> _Data provided_

---------------

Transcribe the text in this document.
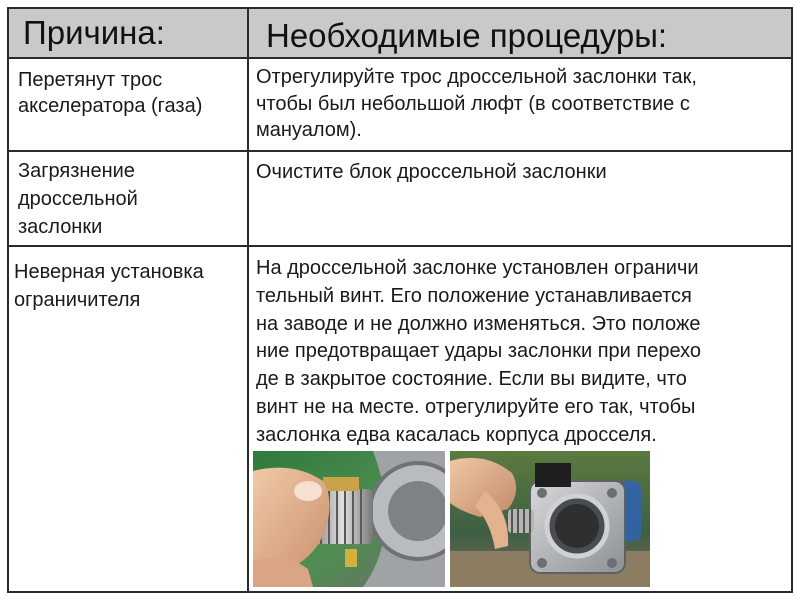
Причина:	Необходимые процедуры:
Перетянут трос
акселератора (газа)
Отрегулируйте трос дроссельной заслонки так,
чтобы был небольшой люфт (в соответствие с
мануалом).
Загрязнение
дроссельной
заслонки
Очистите блок дроссельной заслонки
Неверная установка
ограничителя
На дроссельной заслонке установлен ограничи
тельный винт. Его положение устанавливается
на заводе и не должно изменяться. Это положе
ние предотвращает удары заслонки при перехо
де в закрытое состояние. Если вы видите, что
винт не на месте. отрегулируйте его так, чтобы
заслонка едва касалась корпуса дросселя.
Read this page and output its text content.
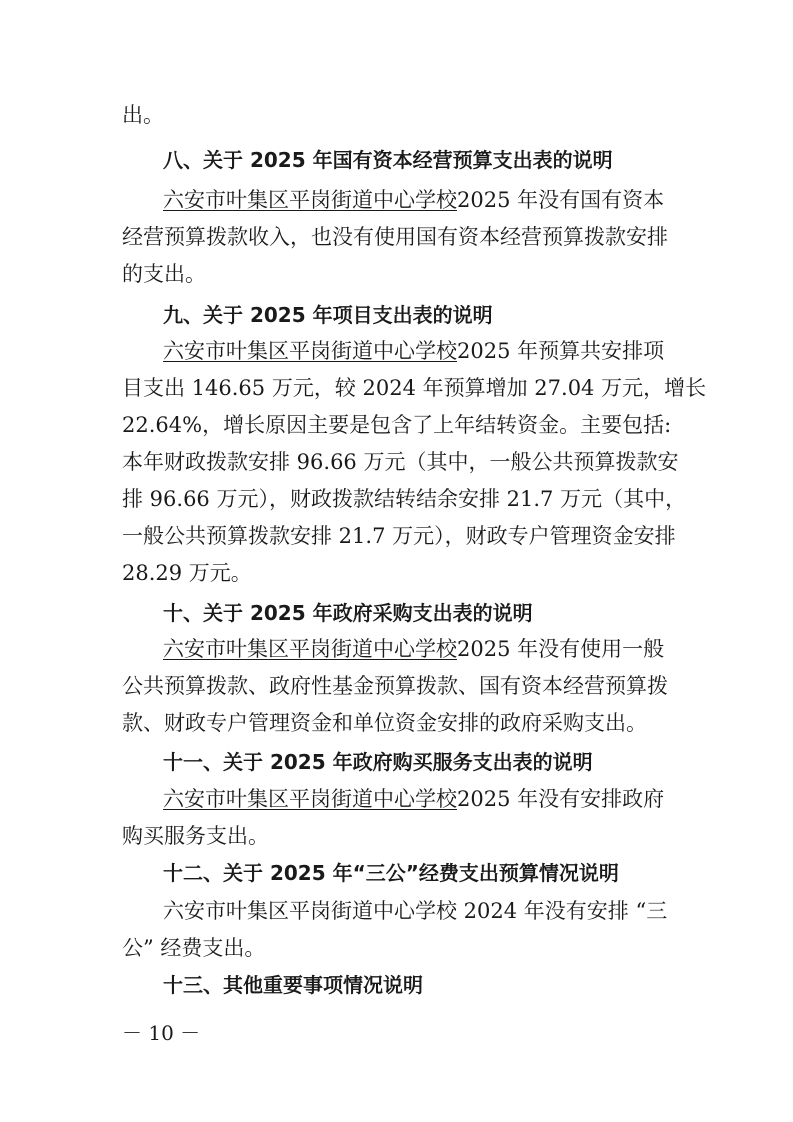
出。
八、关于 2025 年国有资本经营预算支出表的说明
六安市叶集区平岗街道中心学校2025 年没有国有资本
经营预算拨款收入，也没有使用国有资本经营预算拨款安排
的支出。
九、关于 2025 年项目支出表的说明
六安市叶集区平岗街道中心学校2025 年预算共安排项
目支出 146.65 万元，较 2024 年预算增加 27.04 万元，增长
22.64%，增长原因主要是包含了上年结转资金。主要包括:
本年财政拨款安排 96.66 万元（其中，一般公共预算拨款安
排 96.66 万元），财政拨款结转结余安排 21.7 万元（其中，
一般公共预算拨款安排 21.7 万元），财政专户管理资金安排
28.29 万元。
十、关于 2025 年政府采购支出表的说明
六安市叶集区平岗街道中心学校2025 年没有使用一般
公共预算拨款、政府性基金预算拨款、国有资本经营预算拨
款、财政专户管理资金和单位资金安排的政府采购支出。
十一、关于 2025 年政府购买服务支出表的说明
六安市叶集区平岗街道中心学校2025 年没有安排政府
购买服务支出。
十二、关于 2025 年“三公”经费支出预算情况说明
六安市叶集区平岗街道中心学校 2024 年没有安排 “三
公” 经费支出。
十三、其他重要事项情况说明
－ 10 －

---------------

> _Work to be completed_
Transcribe the full listing above exactly as it stands, minus the pictures.

> _Output for this exercise_
Transcribe the text in this document.
Причина:	Необходимые процедуры:
Перетянут трос
акселератора (газа)
Отрегулируйте трос дроссельной заслонки так,
чтобы был небольшой люфт (в соответствие с
мануалом).
Загрязнение
дроссельной
заслонки
Очистите блок дроссельной заслонки
Неверная установка
ограничителя
На дроссельной заслонке установлен ограничи
тельный винт. Его положение устанавливается
на заводе и не должно изменяться. Это положе
ние предотвращает удары заслонки при перехо
де в закрытое состояние. Если вы видите, что
винт не на месте. отрегулируйте его так, чтобы
заслонка едва касалась корпуса дросселя.
Read this page and output its text content.
出。
八、关于 2025 年国有资本经营预算支出表的说明
六安市叶集区平岗街道中心学校2025 年没有国有资本
经营预算拨款收入，也没有使用国有资本经营预算拨款安排
的支出。
九、关于 2025 年项目支出表的说明
六安市叶集区平岗街道中心学校2025 年预算共安排项
目支出 146.65 万元，较 2024 年预算增加 27.04 万元，增长
22.64%，增长原因主要是包含了上年结转资金。主要包括:
本年财政拨款安排 96.66 万元（其中，一般公共预算拨款安
排 96.66 万元），财政拨款结转结余安排 21.7 万元（其中，
一般公共预算拨款安排 21.7 万元），财政专户管理资金安排
28.29 万元。
十、关于 2025 年政府采购支出表的说明
六安市叶集区平岗街道中心学校2025 年没有使用一般
公共预算拨款、政府性基金预算拨款、国有资本经营预算拨
款、财政专户管理资金和单位资金安排的政府采购支出。
十一、关于 2025 年政府购买服务支出表的说明
六安市叶集区平岗街道中心学校2025 年没有安排政府
购买服务支出。
十二、关于 2025 年“三公”经费支出预算情况说明
六安市叶集区平岗街道中心学校 2024 年没有安排 “三
公” 经费支出。
十三、其他重要事项情况说明
－ 10 －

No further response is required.